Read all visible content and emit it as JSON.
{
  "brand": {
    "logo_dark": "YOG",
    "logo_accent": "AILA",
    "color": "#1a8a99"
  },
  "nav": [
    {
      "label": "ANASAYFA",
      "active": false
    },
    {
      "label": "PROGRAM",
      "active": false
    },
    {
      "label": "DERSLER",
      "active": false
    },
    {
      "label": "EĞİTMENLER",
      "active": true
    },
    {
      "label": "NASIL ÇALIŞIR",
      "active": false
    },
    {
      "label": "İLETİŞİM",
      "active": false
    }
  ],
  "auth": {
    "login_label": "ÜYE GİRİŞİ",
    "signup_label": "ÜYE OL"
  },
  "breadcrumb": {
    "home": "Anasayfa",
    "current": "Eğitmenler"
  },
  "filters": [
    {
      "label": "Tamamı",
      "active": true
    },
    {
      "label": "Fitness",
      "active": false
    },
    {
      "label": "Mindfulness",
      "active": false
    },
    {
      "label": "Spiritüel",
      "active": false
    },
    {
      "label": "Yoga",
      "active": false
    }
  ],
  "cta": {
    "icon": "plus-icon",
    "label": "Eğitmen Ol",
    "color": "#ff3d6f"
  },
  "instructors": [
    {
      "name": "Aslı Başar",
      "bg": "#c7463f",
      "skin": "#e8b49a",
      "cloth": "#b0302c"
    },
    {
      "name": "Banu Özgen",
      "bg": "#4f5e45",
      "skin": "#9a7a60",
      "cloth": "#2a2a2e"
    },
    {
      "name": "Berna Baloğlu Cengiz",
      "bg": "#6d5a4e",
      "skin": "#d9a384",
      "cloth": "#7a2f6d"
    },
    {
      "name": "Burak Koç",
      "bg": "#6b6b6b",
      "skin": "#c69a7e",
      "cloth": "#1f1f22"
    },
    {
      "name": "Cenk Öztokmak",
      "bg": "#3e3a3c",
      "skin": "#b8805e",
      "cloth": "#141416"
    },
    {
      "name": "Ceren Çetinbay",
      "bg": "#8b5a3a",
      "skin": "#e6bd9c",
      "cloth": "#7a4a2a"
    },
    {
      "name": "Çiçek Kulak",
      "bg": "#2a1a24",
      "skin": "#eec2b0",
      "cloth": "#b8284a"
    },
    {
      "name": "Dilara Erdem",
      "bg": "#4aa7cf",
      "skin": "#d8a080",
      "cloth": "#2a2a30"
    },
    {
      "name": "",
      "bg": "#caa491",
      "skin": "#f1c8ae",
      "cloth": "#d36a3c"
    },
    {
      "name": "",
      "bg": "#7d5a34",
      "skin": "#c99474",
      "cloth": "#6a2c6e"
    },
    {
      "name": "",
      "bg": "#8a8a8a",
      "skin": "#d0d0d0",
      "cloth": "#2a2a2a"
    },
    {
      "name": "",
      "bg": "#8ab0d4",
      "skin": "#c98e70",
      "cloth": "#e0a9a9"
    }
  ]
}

- - - -

**DIRECTION**
Count every line of the records that holds the string "skin". Write only the total.

**FINAL RESULT**
12